For this exercise, repeat all of the material verbatim apart from its images.

▶ Recorded data:
------------------------

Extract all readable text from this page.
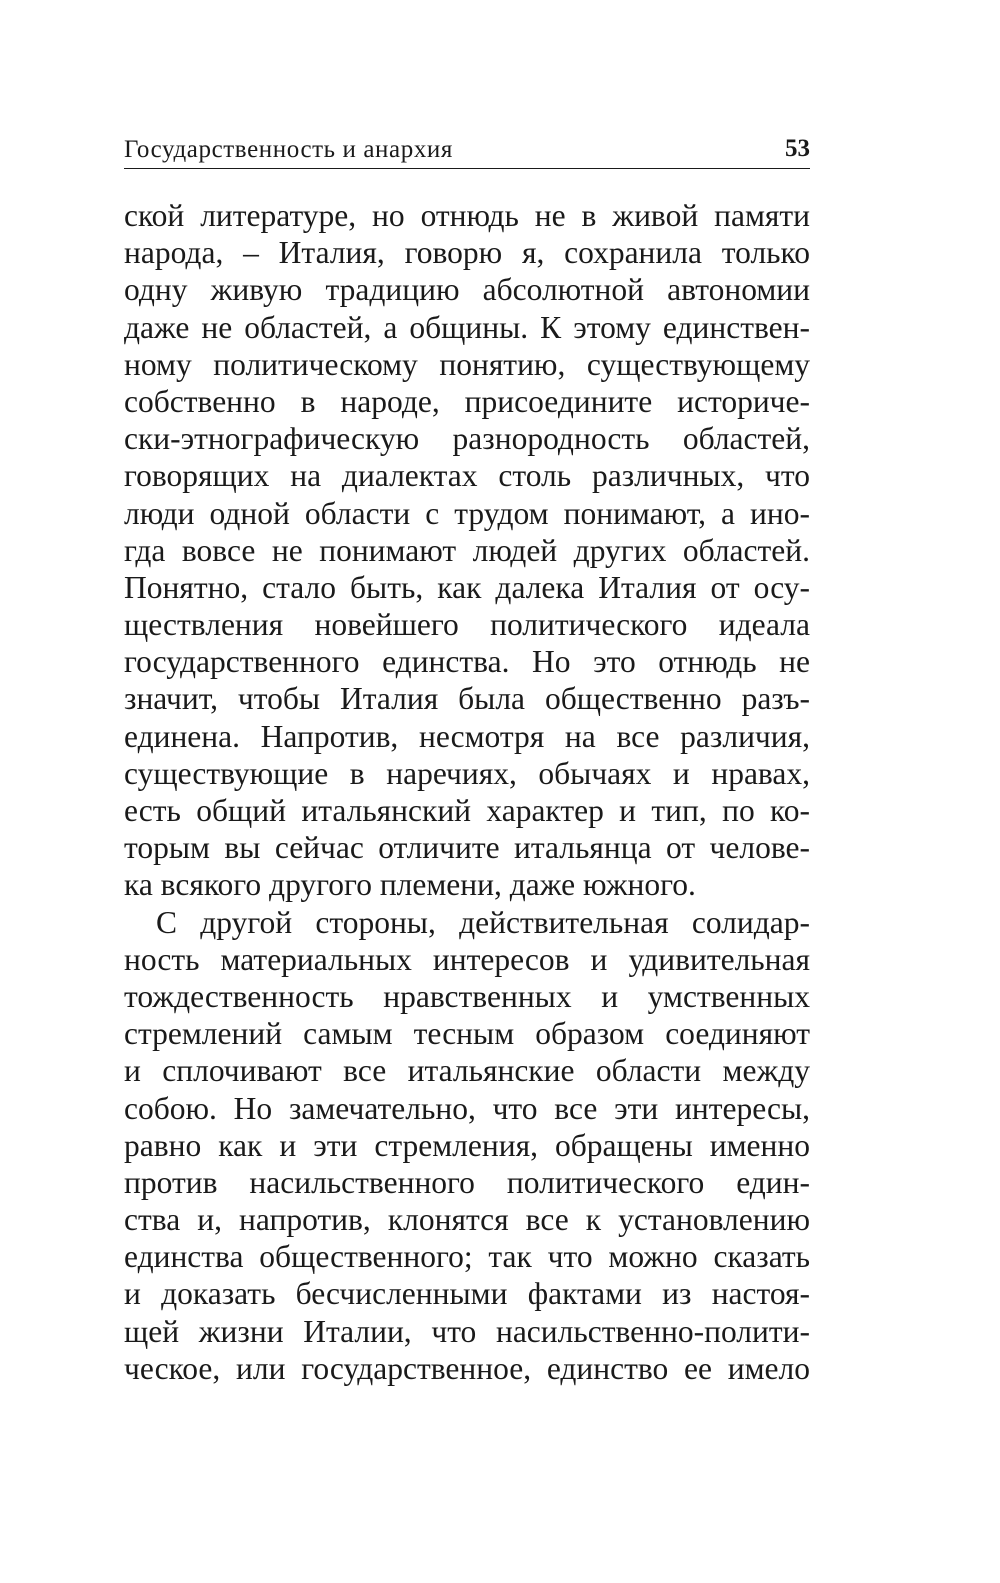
Государственность и анархия	53
ской литературе, но отнюдь не в живой памяти
народа, – Италия, говорю я, сохранила только
одну живую традицию абсолютной автономии
даже не областей, а общины. К этому единствен-
ному политическому понятию, существующему
собственно в народе, присоедините историче-
ски-этнографическую разнородность областей,
говорящих на диалектах столь различных, что
люди одной области с трудом понимают, а ино-
гда вовсе не понимают людей других областей.
Понятно, стало быть, как далека Италия от осу-
ществления новейшего политического идеала
государственного единства. Но это отнюдь не
значит, чтобы Италия была общественно разъ-
единена. Напротив, несмотря на все различия,
существующие в наречиях, обычаях и нравах,
есть общий итальянский характер и тип, по ко-
торым вы сейчас отличите итальянца от челове-
ка всякого другого племени, даже южного.
С другой стороны, действительная солидар-
ность материальных интересов и удивительная
тождественность нравственных и умственных
стремлений самым тесным образом соединяют
и сплочивают все итальянские области между
собою. Но замечательно, что все эти интересы,
равно как и эти стремления, обращены именно
против насильственного политического един-
ства и, напротив, клонятся все к установлению
единства общественного; так что можно сказать
и доказать бесчисленными фактами из настоя-
щей жизни Италии, что насильственно-полити-
ческое, или государственное, единство ее имело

------------------------

▶ EXPECTED ANSWER:
Extract all readable text from this page.
Государственность и анархия	53
ской литературе, но отнюдь не в живой памяти
народа, – Италия, говорю я, сохранила только
одну живую традицию абсолютной автономии
даже не областей, а общины. К этому единствен-
ному политическому понятию, существующему
собственно в народе, присоедините историче-
ски-этнографическую разнородность областей,
говорящих на диалектах столь различных, что
люди одной области с трудом понимают, а ино-
гда вовсе не понимают людей других областей.
Понятно, стало быть, как далека Италия от осу-
ществления новейшего политического идеала
государственного единства. Но это отнюдь не
значит, чтобы Италия была общественно разъ-
единена. Напротив, несмотря на все различия,
существующие в наречиях, обычаях и нравах,
есть общий итальянский характер и тип, по ко-
торым вы сейчас отличите итальянца от челове-
ка всякого другого племени, даже южного.
С другой стороны, действительная солидар-
ность материальных интересов и удивительная
тождественность нравственных и умственных
стремлений самым тесным образом соединяют
и сплочивают все итальянские области между
собою. Но замечательно, что все эти интересы,
равно как и эти стремления, обращены именно
против насильственного политического един-
ства и, напротив, клонятся все к установлению
единства общественного; так что можно сказать
и доказать бесчисленными фактами из настоя-
щей жизни Италии, что насильственно-полити-
ческое, или государственное, единство ее имело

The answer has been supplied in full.